### TASK GOAL
Locate the word "göre" in the entries below, then gather every line that holds it.

### Records

**********

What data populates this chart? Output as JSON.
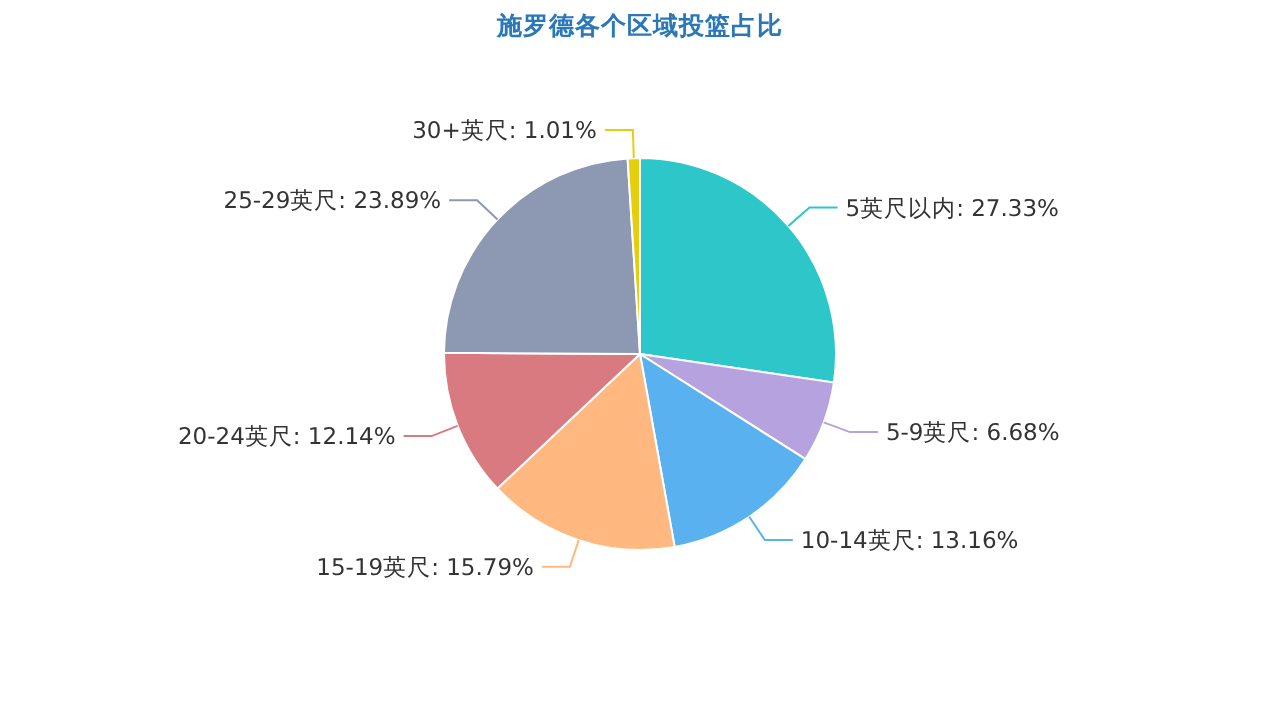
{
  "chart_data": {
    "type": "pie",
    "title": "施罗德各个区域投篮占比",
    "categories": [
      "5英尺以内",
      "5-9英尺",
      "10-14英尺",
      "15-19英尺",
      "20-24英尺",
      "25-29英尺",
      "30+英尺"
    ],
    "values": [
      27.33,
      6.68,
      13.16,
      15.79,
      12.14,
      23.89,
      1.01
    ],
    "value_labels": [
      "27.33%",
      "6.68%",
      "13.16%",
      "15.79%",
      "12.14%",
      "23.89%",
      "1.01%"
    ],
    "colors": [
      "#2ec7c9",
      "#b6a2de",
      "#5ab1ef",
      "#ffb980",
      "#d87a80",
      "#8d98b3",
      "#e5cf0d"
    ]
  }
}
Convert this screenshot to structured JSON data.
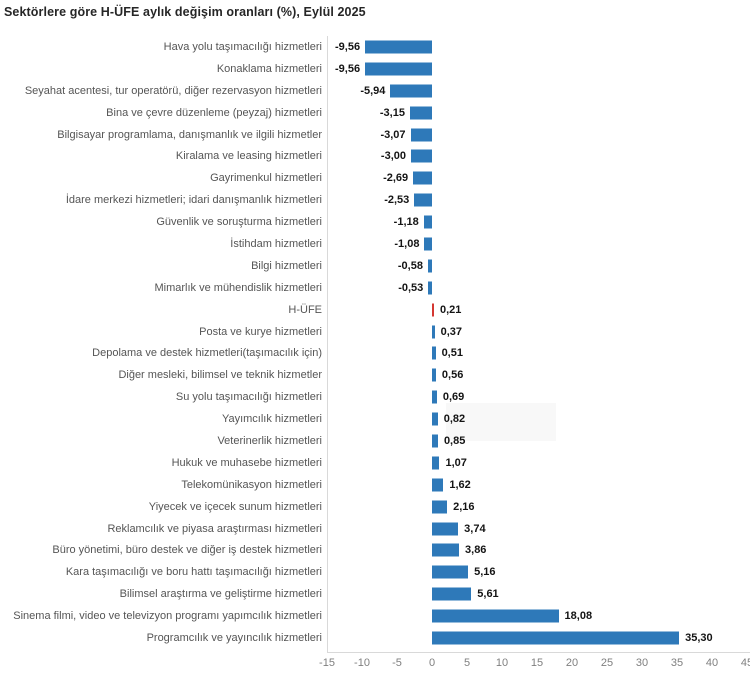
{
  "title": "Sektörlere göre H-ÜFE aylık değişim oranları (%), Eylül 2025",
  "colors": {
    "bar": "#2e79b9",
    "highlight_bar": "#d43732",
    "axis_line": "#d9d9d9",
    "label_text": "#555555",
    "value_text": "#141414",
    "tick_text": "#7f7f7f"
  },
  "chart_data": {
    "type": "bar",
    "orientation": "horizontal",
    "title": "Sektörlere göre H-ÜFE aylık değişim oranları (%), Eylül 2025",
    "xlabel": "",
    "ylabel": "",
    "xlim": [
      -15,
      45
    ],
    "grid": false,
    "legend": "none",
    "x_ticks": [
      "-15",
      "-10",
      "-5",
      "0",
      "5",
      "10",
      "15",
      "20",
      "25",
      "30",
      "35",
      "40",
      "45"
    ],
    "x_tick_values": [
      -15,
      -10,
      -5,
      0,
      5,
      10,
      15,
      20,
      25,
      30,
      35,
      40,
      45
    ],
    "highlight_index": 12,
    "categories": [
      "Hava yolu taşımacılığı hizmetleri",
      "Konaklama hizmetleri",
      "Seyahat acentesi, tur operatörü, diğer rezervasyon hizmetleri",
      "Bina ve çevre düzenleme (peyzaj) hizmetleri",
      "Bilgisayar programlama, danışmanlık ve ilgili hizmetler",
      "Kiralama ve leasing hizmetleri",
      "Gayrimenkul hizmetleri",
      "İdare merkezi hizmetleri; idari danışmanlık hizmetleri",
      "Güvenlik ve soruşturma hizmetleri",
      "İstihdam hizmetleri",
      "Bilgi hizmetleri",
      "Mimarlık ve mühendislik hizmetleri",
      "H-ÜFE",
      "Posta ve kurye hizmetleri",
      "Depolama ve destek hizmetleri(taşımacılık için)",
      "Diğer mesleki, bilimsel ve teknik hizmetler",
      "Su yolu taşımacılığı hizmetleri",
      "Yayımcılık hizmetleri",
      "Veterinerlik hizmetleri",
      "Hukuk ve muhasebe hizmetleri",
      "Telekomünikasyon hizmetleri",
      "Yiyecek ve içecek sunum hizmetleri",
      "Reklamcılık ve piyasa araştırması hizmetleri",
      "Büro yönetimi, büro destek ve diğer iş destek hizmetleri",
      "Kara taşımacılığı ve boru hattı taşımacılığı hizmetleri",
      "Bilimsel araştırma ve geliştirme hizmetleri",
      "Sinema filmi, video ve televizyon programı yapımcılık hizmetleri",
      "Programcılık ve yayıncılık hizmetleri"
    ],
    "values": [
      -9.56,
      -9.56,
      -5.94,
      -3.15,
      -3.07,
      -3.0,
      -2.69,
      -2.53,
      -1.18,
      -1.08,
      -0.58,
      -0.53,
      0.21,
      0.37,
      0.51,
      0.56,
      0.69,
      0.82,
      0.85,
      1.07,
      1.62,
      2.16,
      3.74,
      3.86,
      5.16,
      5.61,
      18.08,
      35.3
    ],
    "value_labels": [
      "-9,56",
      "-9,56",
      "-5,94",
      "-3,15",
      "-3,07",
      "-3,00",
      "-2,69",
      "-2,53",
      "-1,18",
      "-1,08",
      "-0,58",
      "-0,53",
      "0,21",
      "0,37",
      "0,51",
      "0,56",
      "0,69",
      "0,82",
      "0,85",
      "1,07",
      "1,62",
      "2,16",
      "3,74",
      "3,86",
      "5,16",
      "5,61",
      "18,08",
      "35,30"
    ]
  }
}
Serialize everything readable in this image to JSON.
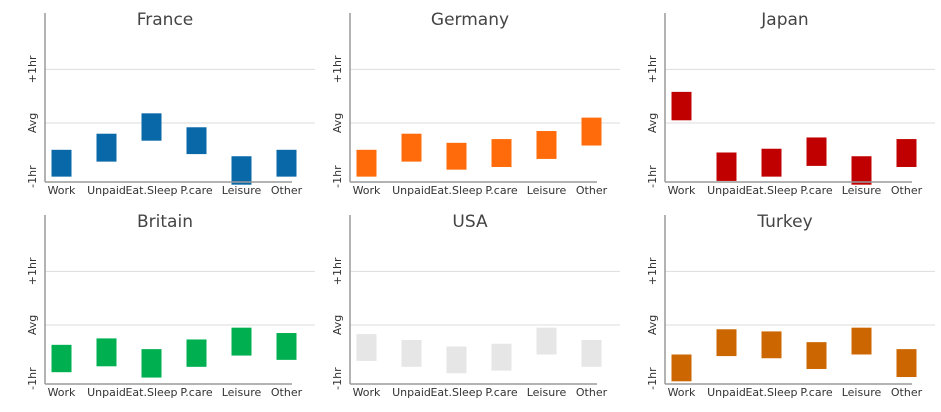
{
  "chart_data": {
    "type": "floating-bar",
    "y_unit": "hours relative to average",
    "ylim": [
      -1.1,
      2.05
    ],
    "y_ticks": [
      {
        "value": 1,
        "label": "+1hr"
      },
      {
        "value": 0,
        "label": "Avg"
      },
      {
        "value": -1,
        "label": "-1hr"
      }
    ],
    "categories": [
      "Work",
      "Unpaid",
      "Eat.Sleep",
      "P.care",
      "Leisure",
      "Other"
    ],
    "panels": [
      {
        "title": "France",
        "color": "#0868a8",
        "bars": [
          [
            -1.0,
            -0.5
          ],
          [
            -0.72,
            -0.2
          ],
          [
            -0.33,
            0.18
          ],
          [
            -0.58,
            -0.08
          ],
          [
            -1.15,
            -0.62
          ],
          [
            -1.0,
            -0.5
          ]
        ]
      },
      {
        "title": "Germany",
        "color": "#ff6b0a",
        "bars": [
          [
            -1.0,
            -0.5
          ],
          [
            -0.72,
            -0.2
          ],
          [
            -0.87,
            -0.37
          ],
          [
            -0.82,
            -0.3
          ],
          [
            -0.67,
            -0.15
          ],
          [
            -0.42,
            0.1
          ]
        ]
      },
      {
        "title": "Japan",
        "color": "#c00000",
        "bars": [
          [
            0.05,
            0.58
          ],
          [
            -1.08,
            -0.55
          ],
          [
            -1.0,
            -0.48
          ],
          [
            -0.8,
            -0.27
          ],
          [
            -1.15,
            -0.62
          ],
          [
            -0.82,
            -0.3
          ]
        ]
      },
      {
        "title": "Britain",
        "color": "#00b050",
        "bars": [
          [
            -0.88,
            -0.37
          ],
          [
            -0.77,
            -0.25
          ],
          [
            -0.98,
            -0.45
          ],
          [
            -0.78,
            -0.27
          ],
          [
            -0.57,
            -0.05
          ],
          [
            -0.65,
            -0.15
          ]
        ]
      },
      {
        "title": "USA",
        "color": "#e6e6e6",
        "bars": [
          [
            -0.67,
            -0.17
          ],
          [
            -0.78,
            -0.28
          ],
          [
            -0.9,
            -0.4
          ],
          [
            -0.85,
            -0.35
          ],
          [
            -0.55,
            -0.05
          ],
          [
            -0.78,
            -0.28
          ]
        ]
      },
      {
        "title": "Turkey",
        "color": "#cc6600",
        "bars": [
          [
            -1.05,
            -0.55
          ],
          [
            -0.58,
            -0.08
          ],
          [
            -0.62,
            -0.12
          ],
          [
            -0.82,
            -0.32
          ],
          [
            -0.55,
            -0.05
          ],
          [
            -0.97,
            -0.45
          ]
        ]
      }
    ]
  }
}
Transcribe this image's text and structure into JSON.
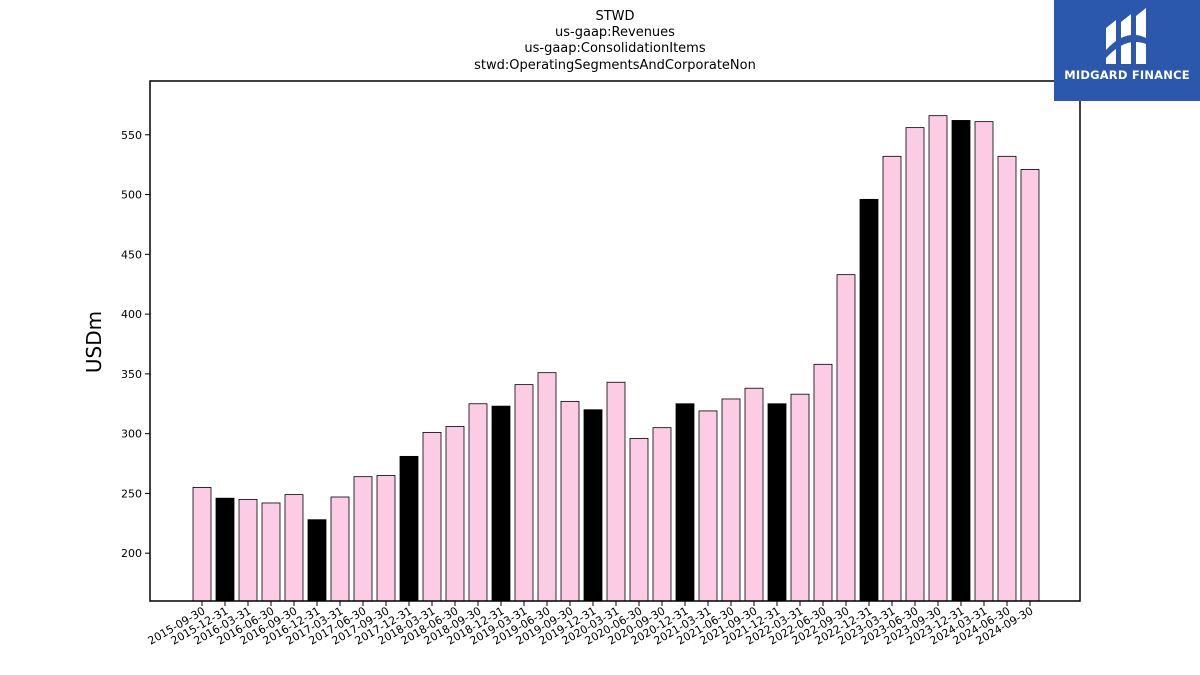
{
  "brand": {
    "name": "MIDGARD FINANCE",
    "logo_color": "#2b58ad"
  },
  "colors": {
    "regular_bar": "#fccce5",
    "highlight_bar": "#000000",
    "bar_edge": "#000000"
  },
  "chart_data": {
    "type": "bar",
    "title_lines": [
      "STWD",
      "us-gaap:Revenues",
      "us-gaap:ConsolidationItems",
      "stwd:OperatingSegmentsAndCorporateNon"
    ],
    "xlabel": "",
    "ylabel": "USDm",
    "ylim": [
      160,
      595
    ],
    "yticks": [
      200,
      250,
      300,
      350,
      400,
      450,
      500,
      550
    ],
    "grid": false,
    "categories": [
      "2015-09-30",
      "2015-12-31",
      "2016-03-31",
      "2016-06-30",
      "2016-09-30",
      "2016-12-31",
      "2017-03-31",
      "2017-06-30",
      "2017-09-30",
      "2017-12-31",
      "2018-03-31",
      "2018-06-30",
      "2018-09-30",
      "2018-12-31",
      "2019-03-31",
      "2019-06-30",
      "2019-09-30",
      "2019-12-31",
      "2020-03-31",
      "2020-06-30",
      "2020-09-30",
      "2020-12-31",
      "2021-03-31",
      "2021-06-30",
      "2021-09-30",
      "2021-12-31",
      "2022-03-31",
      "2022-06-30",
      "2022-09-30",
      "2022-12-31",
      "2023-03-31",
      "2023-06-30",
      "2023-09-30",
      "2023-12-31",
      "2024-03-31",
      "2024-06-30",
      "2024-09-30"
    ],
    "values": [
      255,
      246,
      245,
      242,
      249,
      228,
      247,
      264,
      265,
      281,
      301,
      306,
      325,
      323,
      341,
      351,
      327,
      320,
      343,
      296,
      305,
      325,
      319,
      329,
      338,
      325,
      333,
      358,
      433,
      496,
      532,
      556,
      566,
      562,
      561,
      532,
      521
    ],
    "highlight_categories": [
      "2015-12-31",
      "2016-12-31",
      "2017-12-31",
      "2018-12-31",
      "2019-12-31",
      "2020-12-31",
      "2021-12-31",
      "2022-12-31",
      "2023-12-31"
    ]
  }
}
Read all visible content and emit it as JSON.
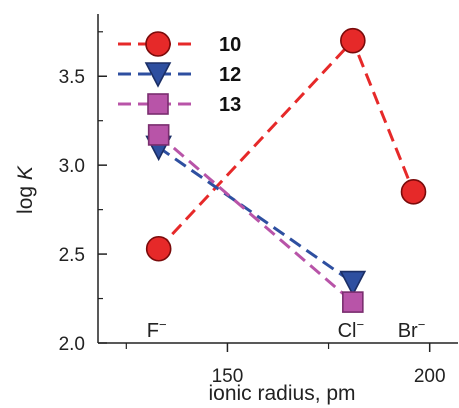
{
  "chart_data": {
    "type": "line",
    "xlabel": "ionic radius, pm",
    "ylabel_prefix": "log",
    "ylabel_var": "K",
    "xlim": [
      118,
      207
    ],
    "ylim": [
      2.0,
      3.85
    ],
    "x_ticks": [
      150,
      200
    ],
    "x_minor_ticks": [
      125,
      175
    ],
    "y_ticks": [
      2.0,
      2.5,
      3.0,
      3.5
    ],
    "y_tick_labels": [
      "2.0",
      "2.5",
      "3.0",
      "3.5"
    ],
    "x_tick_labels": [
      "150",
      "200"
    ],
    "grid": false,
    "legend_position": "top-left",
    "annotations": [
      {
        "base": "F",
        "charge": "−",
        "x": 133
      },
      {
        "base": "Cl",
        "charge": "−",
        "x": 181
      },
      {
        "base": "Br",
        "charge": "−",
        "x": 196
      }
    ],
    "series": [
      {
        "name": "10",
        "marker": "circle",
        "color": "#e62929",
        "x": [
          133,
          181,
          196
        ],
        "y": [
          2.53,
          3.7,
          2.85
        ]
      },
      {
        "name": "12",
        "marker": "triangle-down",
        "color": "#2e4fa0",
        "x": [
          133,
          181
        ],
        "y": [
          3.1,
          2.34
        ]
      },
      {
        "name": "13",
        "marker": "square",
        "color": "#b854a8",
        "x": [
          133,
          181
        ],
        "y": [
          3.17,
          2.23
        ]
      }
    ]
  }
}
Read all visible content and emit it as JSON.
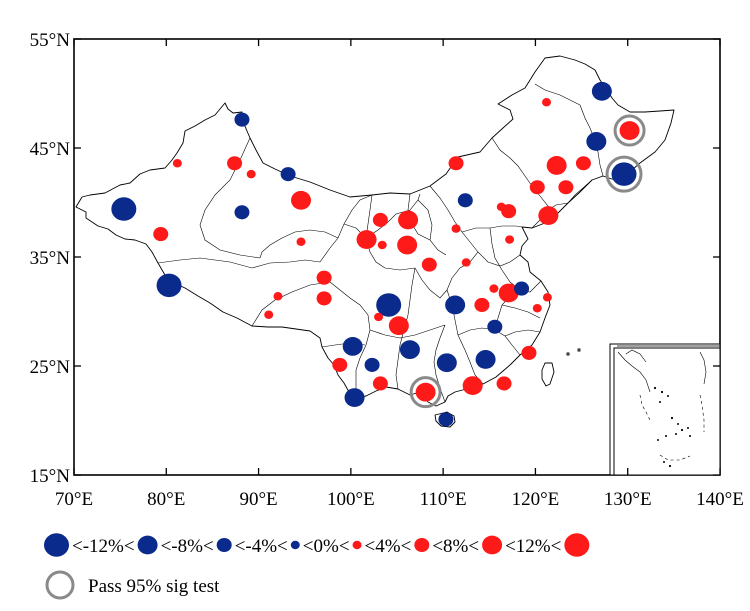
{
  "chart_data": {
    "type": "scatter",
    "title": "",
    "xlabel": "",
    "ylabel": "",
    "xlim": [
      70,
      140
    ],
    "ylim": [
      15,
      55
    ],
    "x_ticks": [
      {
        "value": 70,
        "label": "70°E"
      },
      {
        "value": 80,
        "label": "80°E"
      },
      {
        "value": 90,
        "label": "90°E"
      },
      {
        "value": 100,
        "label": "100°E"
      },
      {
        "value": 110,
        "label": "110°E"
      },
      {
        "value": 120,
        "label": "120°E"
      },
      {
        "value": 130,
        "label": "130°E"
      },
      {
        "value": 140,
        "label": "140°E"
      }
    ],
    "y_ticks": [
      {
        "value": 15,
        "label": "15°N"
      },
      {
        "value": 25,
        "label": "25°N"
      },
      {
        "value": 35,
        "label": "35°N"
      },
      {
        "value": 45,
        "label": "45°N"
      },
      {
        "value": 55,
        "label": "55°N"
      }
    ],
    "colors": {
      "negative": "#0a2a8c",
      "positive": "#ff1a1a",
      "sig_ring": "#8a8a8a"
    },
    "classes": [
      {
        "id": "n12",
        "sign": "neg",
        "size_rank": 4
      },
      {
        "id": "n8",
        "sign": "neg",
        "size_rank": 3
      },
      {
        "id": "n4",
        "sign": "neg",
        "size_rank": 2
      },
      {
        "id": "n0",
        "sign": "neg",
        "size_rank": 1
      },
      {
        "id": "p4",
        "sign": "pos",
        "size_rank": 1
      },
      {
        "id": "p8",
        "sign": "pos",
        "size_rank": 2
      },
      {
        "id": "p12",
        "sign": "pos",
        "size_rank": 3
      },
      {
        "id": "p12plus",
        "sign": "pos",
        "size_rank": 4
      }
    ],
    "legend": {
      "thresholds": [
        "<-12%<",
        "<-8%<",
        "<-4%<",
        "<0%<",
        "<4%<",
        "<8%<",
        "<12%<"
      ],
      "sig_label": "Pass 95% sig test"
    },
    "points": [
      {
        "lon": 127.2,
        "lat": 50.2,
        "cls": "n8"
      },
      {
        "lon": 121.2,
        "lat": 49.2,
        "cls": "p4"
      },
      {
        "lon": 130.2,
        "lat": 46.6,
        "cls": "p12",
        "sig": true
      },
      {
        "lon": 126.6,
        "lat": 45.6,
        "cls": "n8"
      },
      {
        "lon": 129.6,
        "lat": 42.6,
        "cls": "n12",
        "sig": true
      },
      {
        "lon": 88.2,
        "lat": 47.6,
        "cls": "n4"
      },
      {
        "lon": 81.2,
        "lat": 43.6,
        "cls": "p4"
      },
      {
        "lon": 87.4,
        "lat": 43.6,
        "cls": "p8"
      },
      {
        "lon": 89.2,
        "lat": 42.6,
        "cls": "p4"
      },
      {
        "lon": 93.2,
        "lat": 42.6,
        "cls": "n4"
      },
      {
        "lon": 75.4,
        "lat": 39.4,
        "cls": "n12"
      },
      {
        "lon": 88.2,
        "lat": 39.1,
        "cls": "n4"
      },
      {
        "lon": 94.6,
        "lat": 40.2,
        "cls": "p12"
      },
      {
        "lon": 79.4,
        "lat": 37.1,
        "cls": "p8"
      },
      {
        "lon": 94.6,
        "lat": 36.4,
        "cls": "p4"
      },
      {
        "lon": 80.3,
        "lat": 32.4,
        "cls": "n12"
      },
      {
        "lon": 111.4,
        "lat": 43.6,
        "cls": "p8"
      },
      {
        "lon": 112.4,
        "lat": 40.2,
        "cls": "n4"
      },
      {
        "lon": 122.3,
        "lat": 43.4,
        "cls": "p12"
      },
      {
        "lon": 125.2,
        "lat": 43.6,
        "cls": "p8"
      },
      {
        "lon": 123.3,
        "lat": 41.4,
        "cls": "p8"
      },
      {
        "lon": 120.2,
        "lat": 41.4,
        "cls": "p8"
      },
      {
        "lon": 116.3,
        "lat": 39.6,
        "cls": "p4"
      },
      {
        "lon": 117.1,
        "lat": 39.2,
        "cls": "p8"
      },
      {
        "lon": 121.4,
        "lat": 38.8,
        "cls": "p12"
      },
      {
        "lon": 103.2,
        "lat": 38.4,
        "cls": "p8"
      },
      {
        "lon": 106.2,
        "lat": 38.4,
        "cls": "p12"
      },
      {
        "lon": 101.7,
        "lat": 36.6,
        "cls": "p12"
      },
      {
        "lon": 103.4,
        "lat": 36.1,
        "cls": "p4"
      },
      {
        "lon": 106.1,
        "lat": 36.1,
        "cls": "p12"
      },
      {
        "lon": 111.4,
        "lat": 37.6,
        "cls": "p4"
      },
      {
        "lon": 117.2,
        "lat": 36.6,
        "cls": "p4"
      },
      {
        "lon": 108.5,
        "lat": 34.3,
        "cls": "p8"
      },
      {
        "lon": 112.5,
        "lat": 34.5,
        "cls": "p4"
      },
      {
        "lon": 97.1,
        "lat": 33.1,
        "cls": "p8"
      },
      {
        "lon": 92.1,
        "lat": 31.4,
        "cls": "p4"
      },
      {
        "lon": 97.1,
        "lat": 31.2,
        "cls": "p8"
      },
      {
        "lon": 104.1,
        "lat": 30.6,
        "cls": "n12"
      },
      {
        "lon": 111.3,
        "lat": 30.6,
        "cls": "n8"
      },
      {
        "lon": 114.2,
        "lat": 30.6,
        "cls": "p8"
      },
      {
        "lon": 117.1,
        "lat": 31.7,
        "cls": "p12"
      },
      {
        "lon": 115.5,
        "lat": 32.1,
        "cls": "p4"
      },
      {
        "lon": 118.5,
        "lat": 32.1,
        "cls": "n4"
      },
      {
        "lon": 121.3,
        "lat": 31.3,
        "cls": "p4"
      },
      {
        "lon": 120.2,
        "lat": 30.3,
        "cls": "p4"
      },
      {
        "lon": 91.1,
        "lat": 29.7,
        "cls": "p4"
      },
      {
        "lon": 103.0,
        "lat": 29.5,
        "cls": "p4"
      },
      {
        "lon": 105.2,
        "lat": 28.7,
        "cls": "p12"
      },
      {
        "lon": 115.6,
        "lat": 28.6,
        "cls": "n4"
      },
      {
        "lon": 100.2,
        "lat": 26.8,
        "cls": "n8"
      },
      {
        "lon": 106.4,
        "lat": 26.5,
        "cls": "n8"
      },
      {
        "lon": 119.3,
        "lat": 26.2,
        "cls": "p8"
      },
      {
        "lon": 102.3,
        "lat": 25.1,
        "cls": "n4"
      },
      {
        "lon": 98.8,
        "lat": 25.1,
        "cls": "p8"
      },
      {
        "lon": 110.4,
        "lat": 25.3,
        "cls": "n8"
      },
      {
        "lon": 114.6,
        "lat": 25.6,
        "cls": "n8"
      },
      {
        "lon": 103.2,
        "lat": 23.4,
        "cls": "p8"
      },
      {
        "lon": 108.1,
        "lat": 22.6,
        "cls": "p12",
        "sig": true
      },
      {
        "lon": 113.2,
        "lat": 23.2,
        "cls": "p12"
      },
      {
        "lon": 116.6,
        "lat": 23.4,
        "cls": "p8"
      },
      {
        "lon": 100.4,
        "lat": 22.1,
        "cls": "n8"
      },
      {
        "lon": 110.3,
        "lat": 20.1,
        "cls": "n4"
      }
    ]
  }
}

**********

### RIGHT ANSWER
  "title": "Sektörlere göre H-ÜFE aylık değişim oranları (%), Eylül 2025",
    "title": "Sektörlere göre H-ÜFE aylık değişim oranları (%), Eylül 2025",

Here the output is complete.